** BEGIN INFORMATION SUPPLIED **

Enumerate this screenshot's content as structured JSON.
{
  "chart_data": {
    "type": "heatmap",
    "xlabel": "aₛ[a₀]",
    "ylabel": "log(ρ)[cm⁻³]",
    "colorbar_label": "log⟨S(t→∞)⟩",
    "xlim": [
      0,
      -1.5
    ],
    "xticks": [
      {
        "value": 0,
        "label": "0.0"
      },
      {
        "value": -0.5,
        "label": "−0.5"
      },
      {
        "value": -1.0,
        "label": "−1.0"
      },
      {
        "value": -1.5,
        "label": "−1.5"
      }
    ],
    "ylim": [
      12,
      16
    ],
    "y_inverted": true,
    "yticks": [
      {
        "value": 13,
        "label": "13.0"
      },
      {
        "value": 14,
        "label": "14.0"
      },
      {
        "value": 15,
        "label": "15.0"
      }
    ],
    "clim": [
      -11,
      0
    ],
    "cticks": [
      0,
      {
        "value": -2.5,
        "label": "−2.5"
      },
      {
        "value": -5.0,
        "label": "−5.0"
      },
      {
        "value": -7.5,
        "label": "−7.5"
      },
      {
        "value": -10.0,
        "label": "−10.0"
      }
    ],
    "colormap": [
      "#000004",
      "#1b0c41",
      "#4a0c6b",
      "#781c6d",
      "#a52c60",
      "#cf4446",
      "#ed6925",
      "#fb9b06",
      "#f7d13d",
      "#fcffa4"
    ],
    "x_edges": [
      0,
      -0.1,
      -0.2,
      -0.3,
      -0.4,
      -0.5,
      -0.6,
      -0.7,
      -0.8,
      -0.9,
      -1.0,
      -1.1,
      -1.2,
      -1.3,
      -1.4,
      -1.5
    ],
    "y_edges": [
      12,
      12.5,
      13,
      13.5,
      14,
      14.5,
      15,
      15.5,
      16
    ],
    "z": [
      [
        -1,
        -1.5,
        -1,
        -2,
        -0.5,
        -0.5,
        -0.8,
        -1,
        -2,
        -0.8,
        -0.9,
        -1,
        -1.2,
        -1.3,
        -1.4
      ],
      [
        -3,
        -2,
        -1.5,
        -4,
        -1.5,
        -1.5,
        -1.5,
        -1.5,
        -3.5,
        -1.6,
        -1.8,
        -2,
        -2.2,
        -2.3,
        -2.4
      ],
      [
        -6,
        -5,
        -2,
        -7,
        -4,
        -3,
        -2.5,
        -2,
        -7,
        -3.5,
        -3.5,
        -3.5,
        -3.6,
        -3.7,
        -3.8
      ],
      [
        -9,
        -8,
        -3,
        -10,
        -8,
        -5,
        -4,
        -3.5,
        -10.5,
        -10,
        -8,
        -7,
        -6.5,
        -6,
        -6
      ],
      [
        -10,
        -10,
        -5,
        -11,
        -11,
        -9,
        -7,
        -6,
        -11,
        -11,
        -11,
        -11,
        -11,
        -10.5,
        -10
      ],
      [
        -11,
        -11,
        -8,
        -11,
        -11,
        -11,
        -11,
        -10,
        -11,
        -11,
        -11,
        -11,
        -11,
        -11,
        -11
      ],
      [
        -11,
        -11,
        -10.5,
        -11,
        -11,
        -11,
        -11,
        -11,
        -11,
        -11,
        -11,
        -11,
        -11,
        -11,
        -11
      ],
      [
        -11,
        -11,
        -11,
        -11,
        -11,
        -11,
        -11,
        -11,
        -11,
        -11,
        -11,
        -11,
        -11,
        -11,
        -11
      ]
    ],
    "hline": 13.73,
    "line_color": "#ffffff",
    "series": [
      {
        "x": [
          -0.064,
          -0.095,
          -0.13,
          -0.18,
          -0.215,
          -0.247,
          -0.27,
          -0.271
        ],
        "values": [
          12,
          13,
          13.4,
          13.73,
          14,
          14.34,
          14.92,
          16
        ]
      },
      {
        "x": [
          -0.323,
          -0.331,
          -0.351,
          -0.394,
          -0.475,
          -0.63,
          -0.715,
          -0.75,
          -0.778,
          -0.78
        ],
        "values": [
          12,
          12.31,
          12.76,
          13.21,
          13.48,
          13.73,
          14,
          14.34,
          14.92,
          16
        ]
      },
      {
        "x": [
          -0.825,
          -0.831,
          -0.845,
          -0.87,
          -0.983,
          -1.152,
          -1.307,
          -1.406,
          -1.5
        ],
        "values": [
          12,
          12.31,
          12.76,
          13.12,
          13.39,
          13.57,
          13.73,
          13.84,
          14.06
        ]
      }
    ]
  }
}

** END INFORMATION SUPPLIED **

Copy every line verbatim.

Enumerate this screenshot's content as structured JSON.
{
  "chart_data": {
    "type": "heatmap",
    "xlabel": "aₛ[a₀]",
    "ylabel": "log(ρ)[cm⁻³]",
    "colorbar_label": "log⟨S(t→∞)⟩",
    "xlim": [
      0,
      -1.5
    ],
    "xticks": [
      {
        "value": 0,
        "label": "0.0"
      },
      {
        "value": -0.5,
        "label": "−0.5"
      },
      {
        "value": -1.0,
        "label": "−1.0"
      },
      {
        "value": -1.5,
        "label": "−1.5"
      }
    ],
    "ylim": [
      12,
      16
    ],
    "y_inverted": true,
    "yticks": [
      {
        "value": 13,
        "label": "13.0"
      },
      {
        "value": 14,
        "label": "14.0"
      },
      {
        "value": 15,
        "label": "15.0"
      }
    ],
    "clim": [
      -11,
      0
    ],
    "cticks": [
      0,
      {
        "value": -2.5,
        "label": "−2.5"
      },
      {
        "value": -5.0,
        "label": "−5.0"
      },
      {
        "value": -7.5,
        "label": "−7.5"
      },
      {
        "value": -10.0,
        "label": "−10.0"
      }
    ],
    "colormap": [
      "#000004",
      "#1b0c41",
      "#4a0c6b",
      "#781c6d",
      "#a52c60",
      "#cf4446",
      "#ed6925",
      "#fb9b06",
      "#f7d13d",
      "#fcffa4"
    ],
    "x_edges": [
      0,
      -0.1,
      -0.2,
      -0.3,
      -0.4,
      -0.5,
      -0.6,
      -0.7,
      -0.8,
      -0.9,
      -1.0,
      -1.1,
      -1.2,
      -1.3,
      -1.4,
      -1.5
    ],
    "y_edges": [
      12,
      12.5,
      13,
      13.5,
      14,
      14.5,
      15,
      15.5,
      16
    ],
    "z": [
      [
        -1,
        -1.5,
        -1,
        -2,
        -0.5,
        -0.5,
        -0.8,
        -1,
        -2,
        -0.8,
        -0.9,
        -1,
        -1.2,
        -1.3,
        -1.4
      ],
      [
        -3,
        -2,
        -1.5,
        -4,
        -1.5,
        -1.5,
        -1.5,
        -1.5,
        -3.5,
        -1.6,
        -1.8,
        -2,
        -2.2,
        -2.3,
        -2.4
      ],
      [
        -6,
        -5,
        -2,
        -7,
        -4,
        -3,
        -2.5,
        -2,
        -7,
        -3.5,
        -3.5,
        -3.5,
        -3.6,
        -3.7,
        -3.8
      ],
      [
        -9,
        -8,
        -3,
        -10,
        -8,
        -5,
        -4,
        -3.5,
        -10.5,
        -10,
        -8,
        -7,
        -6.5,
        -6,
        -6
      ],
      [
        -10,
        -10,
        -5,
        -11,
        -11,
        -9,
        -7,
        -6,
        -11,
        -11,
        -11,
        -11,
        -11,
        -10.5,
        -10
      ],
      [
        -11,
        -11,
        -8,
        -11,
        -11,
        -11,
        -11,
        -10,
        -11,
        -11,
        -11,
        -11,
        -11,
        -11,
        -11
      ],
      [
        -11,
        -11,
        -10.5,
        -11,
        -11,
        -11,
        -11,
        -11,
        -11,
        -11,
        -11,
        -11,
        -11,
        -11,
        -11
      ],
      [
        -11,
        -11,
        -11,
        -11,
        -11,
        -11,
        -11,
        -11,
        -11,
        -11,
        -11,
        -11,
        -11,
        -11,
        -11
      ]
    ],
    "hline": 13.73,
    "line_color": "#ffffff",
    "series": [
      {
        "x": [
          -0.064,
          -0.095,
          -0.13,
          -0.18,
          -0.215,
          -0.247,
          -0.27,
          -0.271
        ],
        "values": [
          12,
          13,
          13.4,
          13.73,
          14,
          14.34,
          14.92,
          16
        ]
      },
      {
        "x": [
          -0.323,
          -0.331,
          -0.351,
          -0.394,
          -0.475,
          -0.63,
          -0.715,
          -0.75,
          -0.778,
          -0.78
        ],
        "values": [
          12,
          12.31,
          12.76,
          13.21,
          13.48,
          13.73,
          14,
          14.34,
          14.92,
          16
        ]
      },
      {
        "x": [
          -0.825,
          -0.831,
          -0.845,
          -0.87,
          -0.983,
          -1.152,
          -1.307,
          -1.406,
          -1.5
        ],
        "values": [
          12,
          12.31,
          12.76,
          13.12,
          13.39,
          13.57,
          13.73,
          13.84,
          14.06
        ]
      }
    ]
  }
}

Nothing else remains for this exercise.